> _JOB_
Lift out all lines below that contain "Проверка".

> _RECORD EXTRACTS_

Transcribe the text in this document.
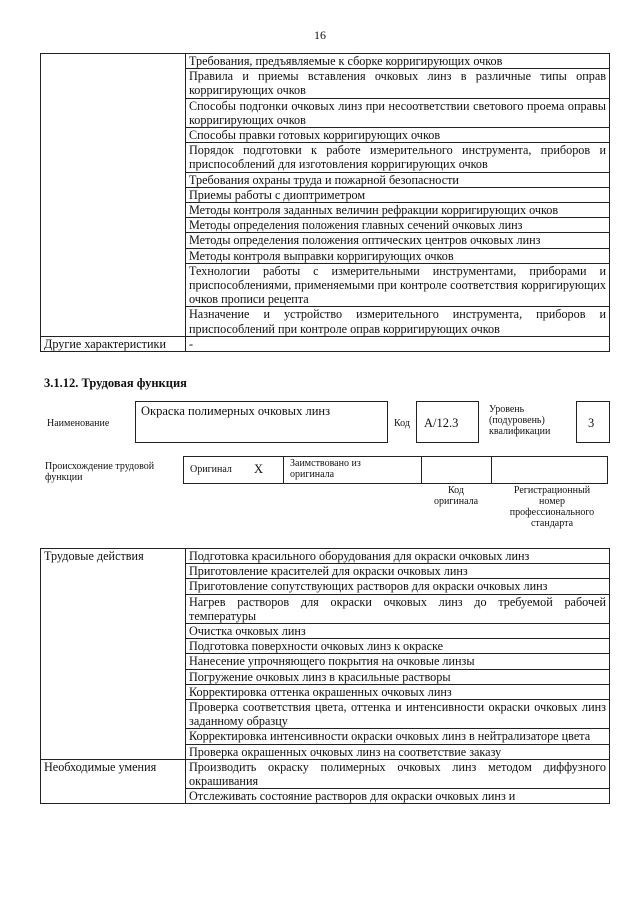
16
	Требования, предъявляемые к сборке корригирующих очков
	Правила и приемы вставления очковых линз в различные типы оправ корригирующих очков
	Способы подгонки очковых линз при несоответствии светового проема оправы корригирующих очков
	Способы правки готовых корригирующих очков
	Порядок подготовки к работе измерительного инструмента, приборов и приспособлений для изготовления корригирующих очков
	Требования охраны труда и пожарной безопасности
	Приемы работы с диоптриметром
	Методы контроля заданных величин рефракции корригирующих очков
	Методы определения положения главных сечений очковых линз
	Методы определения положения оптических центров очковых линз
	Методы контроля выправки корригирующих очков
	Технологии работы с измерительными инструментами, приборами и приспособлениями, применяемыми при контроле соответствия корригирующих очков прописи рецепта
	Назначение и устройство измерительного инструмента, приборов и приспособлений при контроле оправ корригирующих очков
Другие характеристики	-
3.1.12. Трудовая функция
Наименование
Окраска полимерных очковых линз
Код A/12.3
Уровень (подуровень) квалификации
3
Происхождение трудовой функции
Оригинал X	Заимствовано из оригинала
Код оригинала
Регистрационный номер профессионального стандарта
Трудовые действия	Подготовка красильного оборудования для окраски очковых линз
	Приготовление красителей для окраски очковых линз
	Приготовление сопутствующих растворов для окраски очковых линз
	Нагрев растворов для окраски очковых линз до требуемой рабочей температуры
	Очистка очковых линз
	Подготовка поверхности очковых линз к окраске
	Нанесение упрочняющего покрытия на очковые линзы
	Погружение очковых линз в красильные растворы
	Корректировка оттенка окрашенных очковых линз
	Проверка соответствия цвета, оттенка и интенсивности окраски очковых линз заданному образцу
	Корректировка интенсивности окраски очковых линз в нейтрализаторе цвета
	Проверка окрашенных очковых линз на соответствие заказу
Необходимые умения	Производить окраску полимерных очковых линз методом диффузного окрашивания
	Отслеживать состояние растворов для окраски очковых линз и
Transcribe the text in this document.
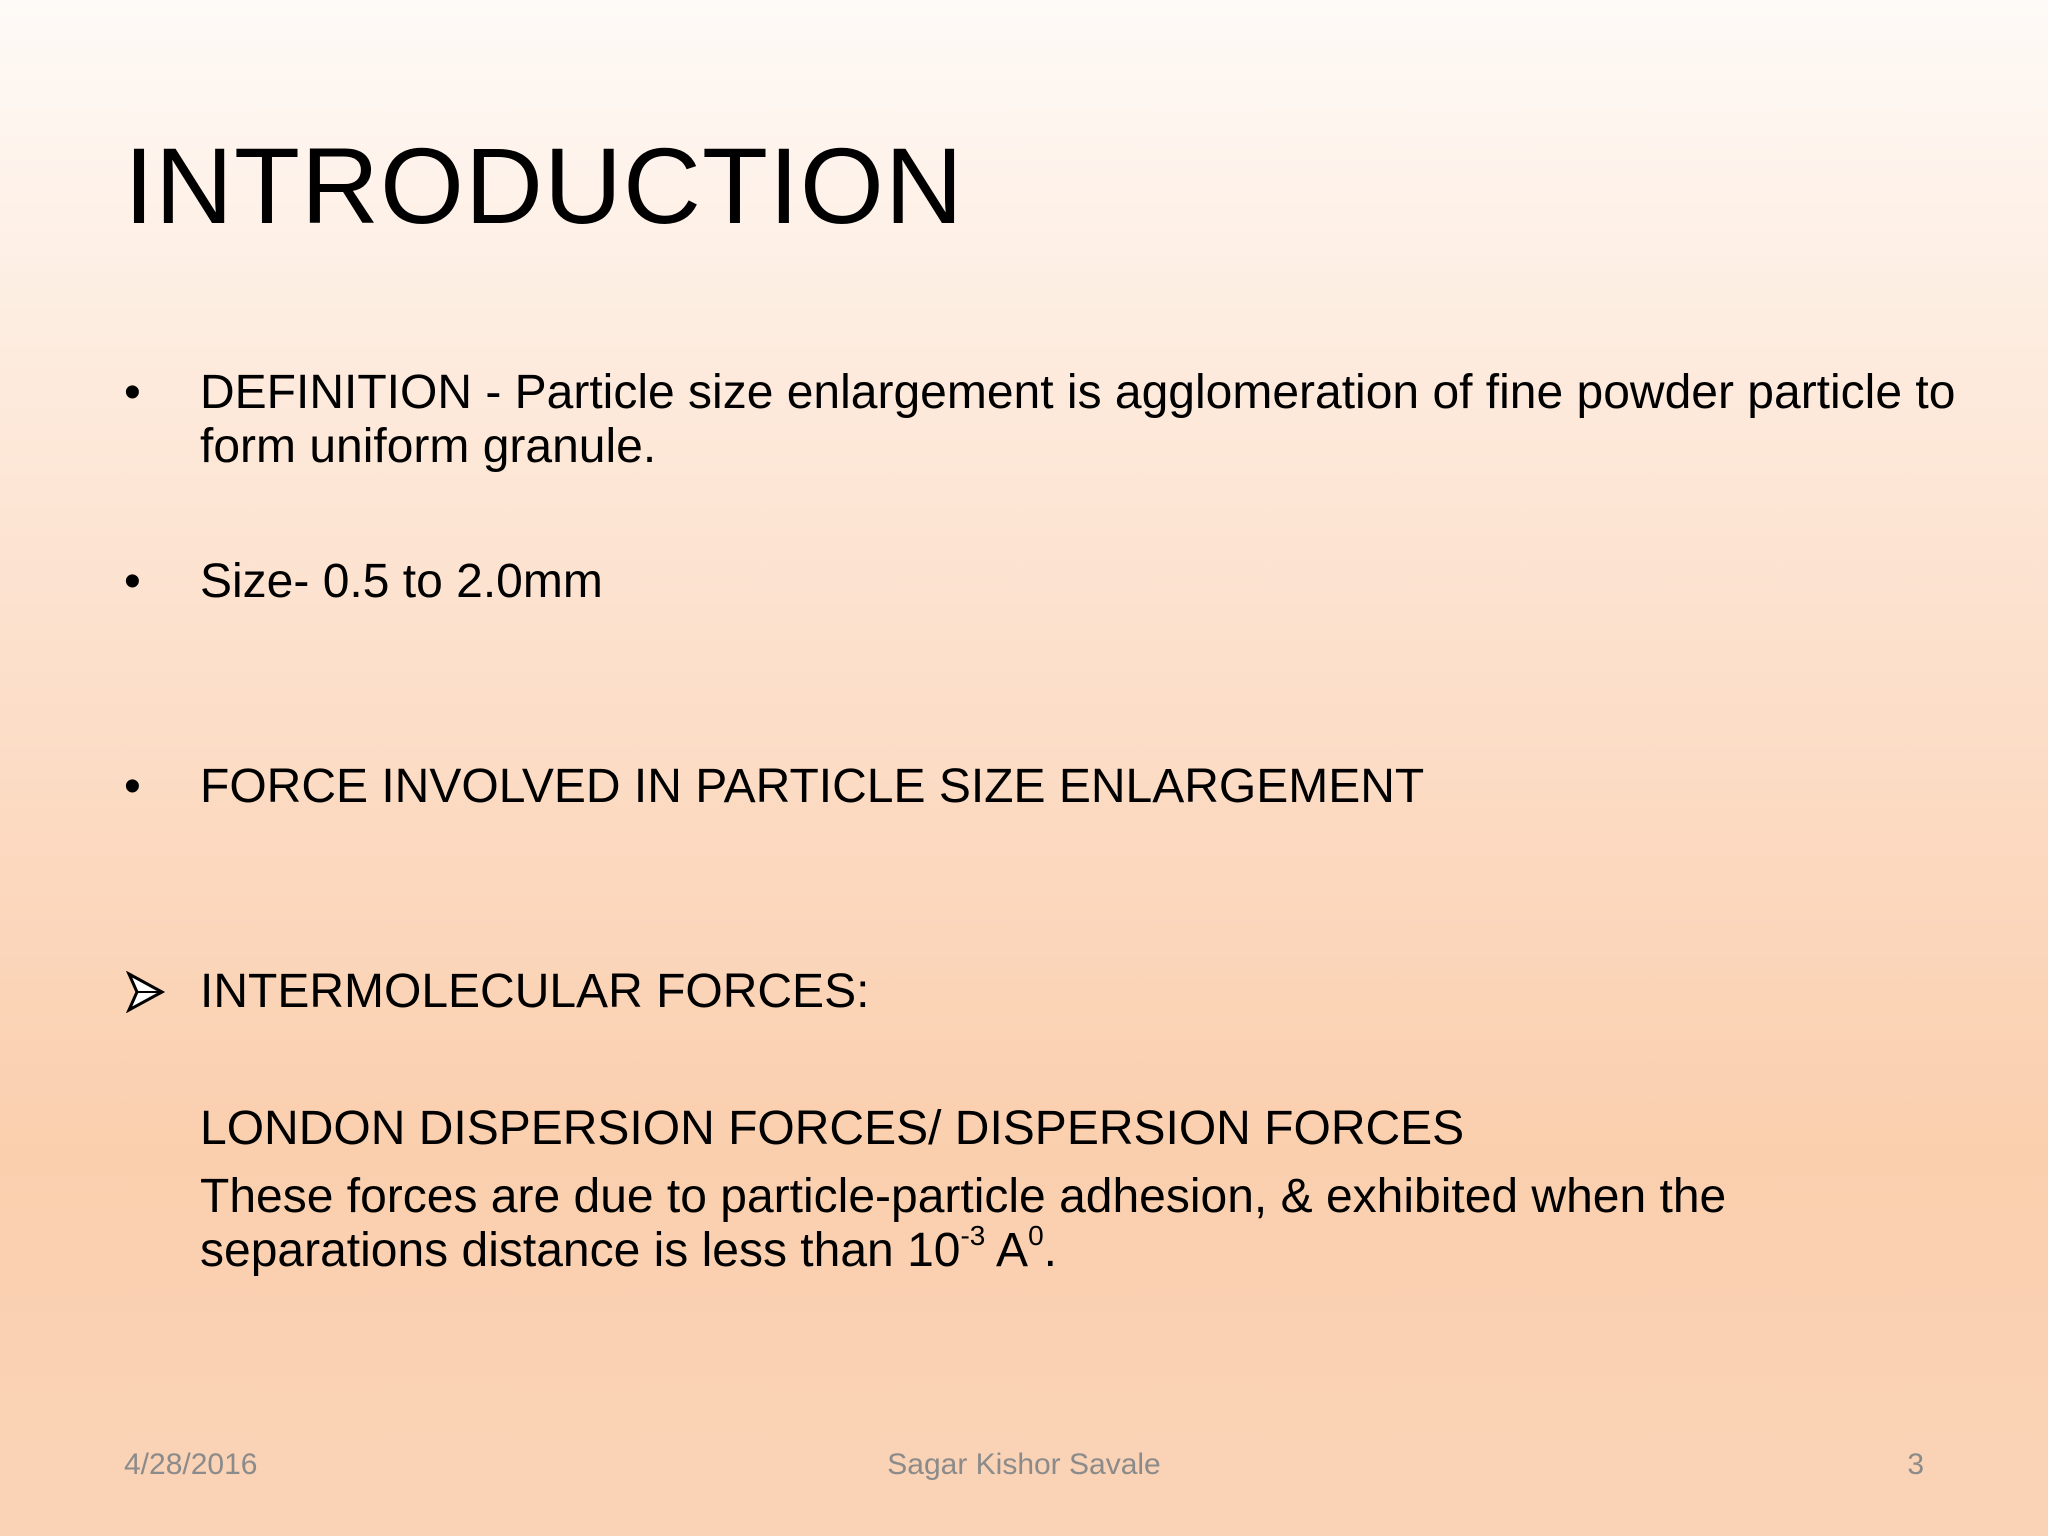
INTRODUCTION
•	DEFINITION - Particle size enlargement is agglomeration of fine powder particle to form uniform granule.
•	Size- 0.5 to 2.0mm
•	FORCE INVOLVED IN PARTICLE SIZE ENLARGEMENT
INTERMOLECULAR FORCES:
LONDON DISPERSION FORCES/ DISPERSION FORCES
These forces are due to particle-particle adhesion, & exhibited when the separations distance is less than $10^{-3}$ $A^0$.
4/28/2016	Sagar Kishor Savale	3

> _EXERCISE ANSWER_
	Проверка соответствия цвета, оттенка и интенсивности окраски очковых линз заданному образцу
	Проверка окрашенных очковых линз на соответствие заказу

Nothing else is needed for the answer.